(Problem requirements): Copy out each line containing "Sons" from the entries below.

(Source data):
-.-.-

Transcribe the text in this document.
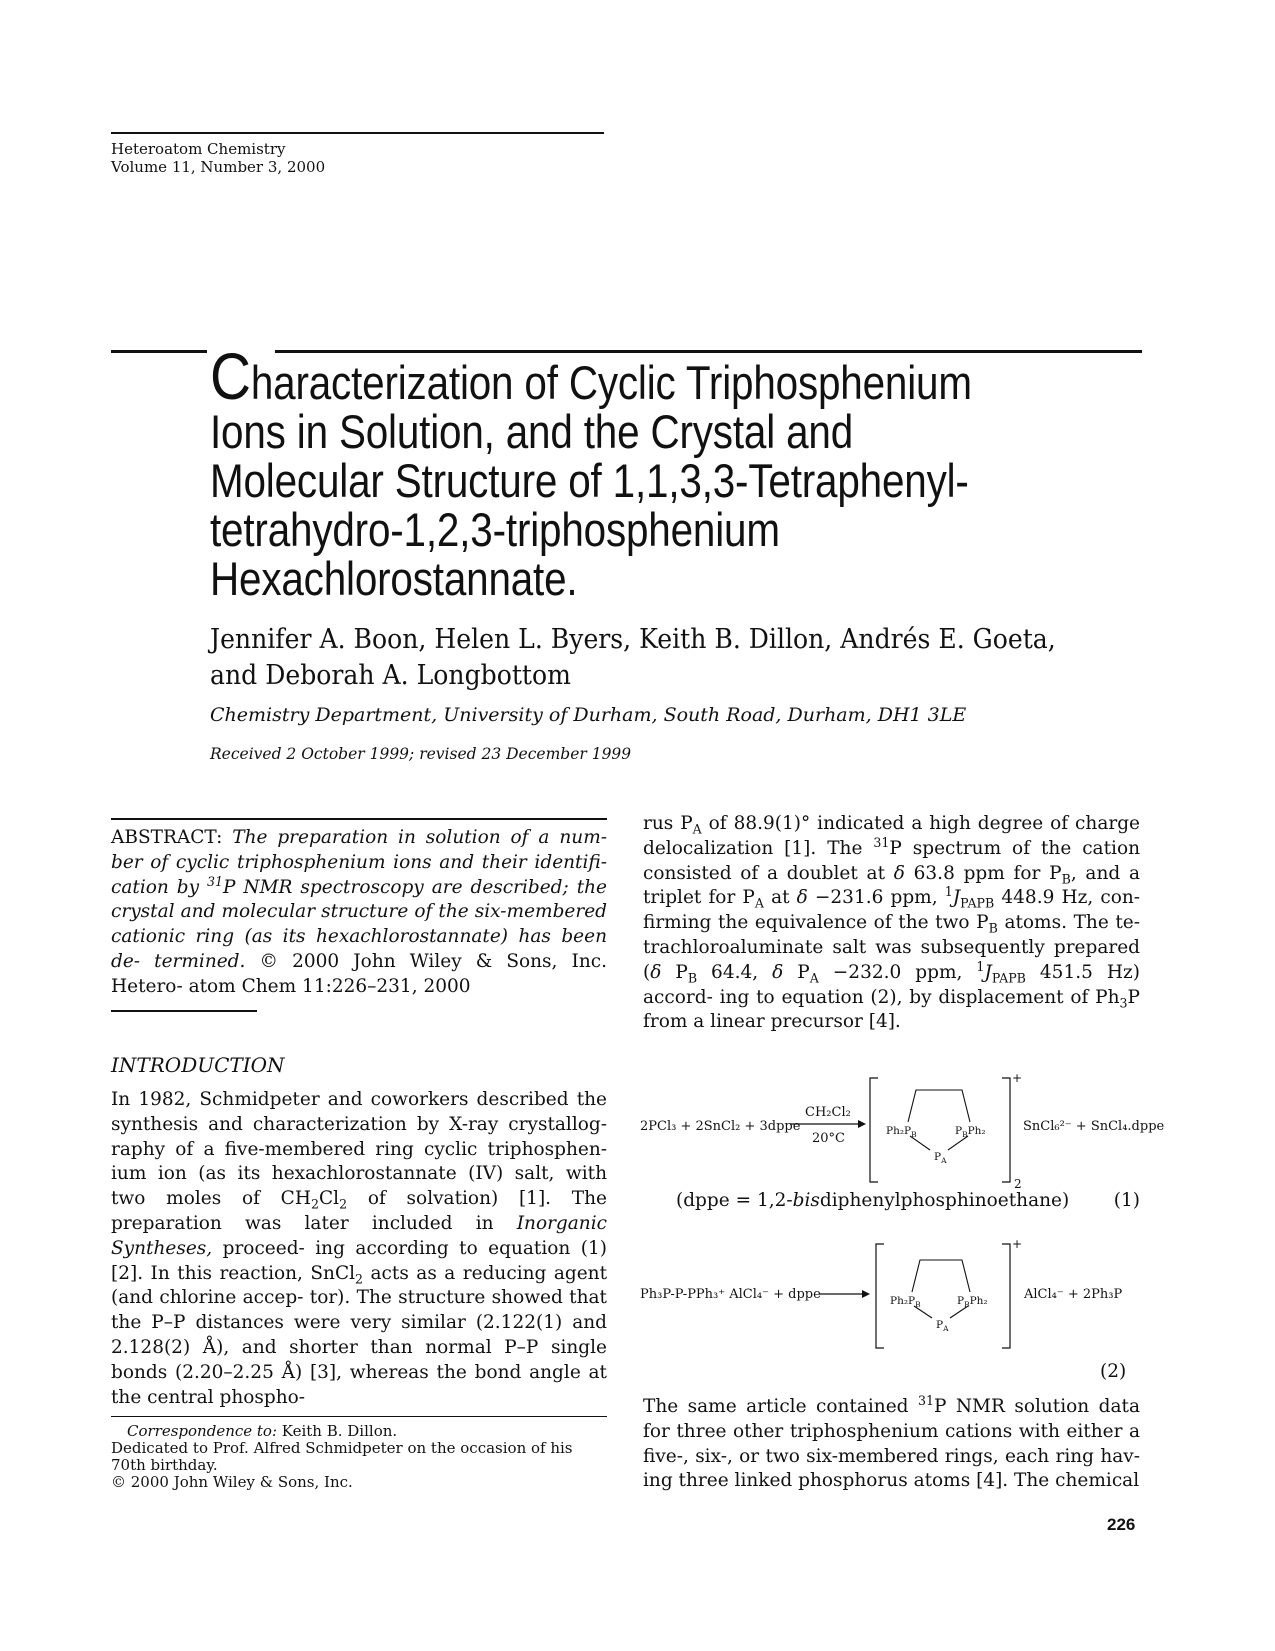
Heteroatom Chemistry
Volume 11, Number 3, 2000
Characterization of Cyclic Triphosphenium
Ions in Solution, and the Crystal and
Molecular Structure of 1,1,3,3-Tetraphenyl-
tetrahydro-1,2,3-triphosphenium
Hexachlorostannate.
Jennifer A. Boon, Helen L. Byers, Keith B. Dillon, Andrés E. Goeta,
and Deborah A. Longbottom
Chemistry Department, University of Durham, South Road, Durham, DH1 3LE
Received 2 October 1999; revised 23 December 1999
ABSTRACT: The preparation in solution of a num- ber of cyclic triphosphenium ions and their identifi- cation by $^{31}$P NMR spectroscopy are described; the crystal and molecular structure of the six-membered cationic ring (as its hexachlorostannate) has been de- termined. © 2000 John Wiley & Sons, Inc. Hetero- atom Chem 11:226–231, 2000
INTRODUCTION
In 1982, Schmidpeter and coworkers described the synthesis and characterization by X-ray crystallog- raphy of a five-membered ring cyclic triphosphen- ium ion (as its hexachlorostannate (IV) salt, with two moles of $CH_2Cl_2$ of solvation) [1]. The preparation was later included in Inorganic Syntheses, proceed- ing according to equation (1) [2]. In this reaction, SnCl$_2$ acts as a reducing agent (and chlorine accep- tor). The structure showed that the P–P distances were very similar (2.122(1) and 2.128(2) Å), and shorter than normal P–P single bonds (2.20–2.25 Å) [3], whereas the bond angle at the central phospho-
Correspondence to: Keith B. Dillon.
Dedicated to Prof. Alfred Schmidpeter on the occasion of his 70th birthday.
© 2000 John Wiley & Sons, Inc.
rus $P_A$ of 88.9(1)° indicated a high degree of charge delocalization [1]. The $^{31}$P spectrum of the cation consisted of a doublet at δ 63.8 ppm for $P_B$, and a triplet for $P_A$ at δ −231.6 ppm, $^1J_{PAPB}$ 448.9 Hz, con- firming the equivalence of the two $P_B$ atoms. The te- trachloroaluminate salt was subsequently prepared (δ $P_B$ 64.4, δ $P_A -232.0$ ppm, $^1J_{PAPB}$ 451.5 Hz) accord- ing to equation (2), by displacement of $Ph_3P$ from a linear precursor [4].
2PCl₃ + 2SnCl₂ + 3dppe
CH₂Cl₂
20°C
+
2
$Ph_2P_B$	$P_BPh_2$
$P_A$
SnCl₆²⁻ + SnCl₄.dppe
(dppe = 1,2-bisdiphenylphosphinoethane) (1)
Ph₃P-P-PPh₃⁺ AlCl₄⁻ + dppe
+
$Ph_2P_B$	$P_BPh_2$
$P_A$
AlCl₄⁻ + 2Ph₃P
(2)
The same article contained $^{31}$P NMR solution data for three other triphosphenium cations with either a five-, six-, or two six-membered rings, each ring hav- ing three linked phosphorus atoms [4]. The chemical
226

-.-.-

(Solution for this exercise):
ABSTRACT: The preparation in solution of a num- ber of cyclic triphosphenium ions and their identifi- cation by $^{31}$P NMR spectroscopy are described; the crystal and molecular structure of the six-membered cationic ring (as its hexachlorostannate) has been de- termined. © 2000 John Wiley & Sons, Inc. Hetero- atom Chem 11:226–231, 2000
© 2000 John Wiley & Sons, Inc.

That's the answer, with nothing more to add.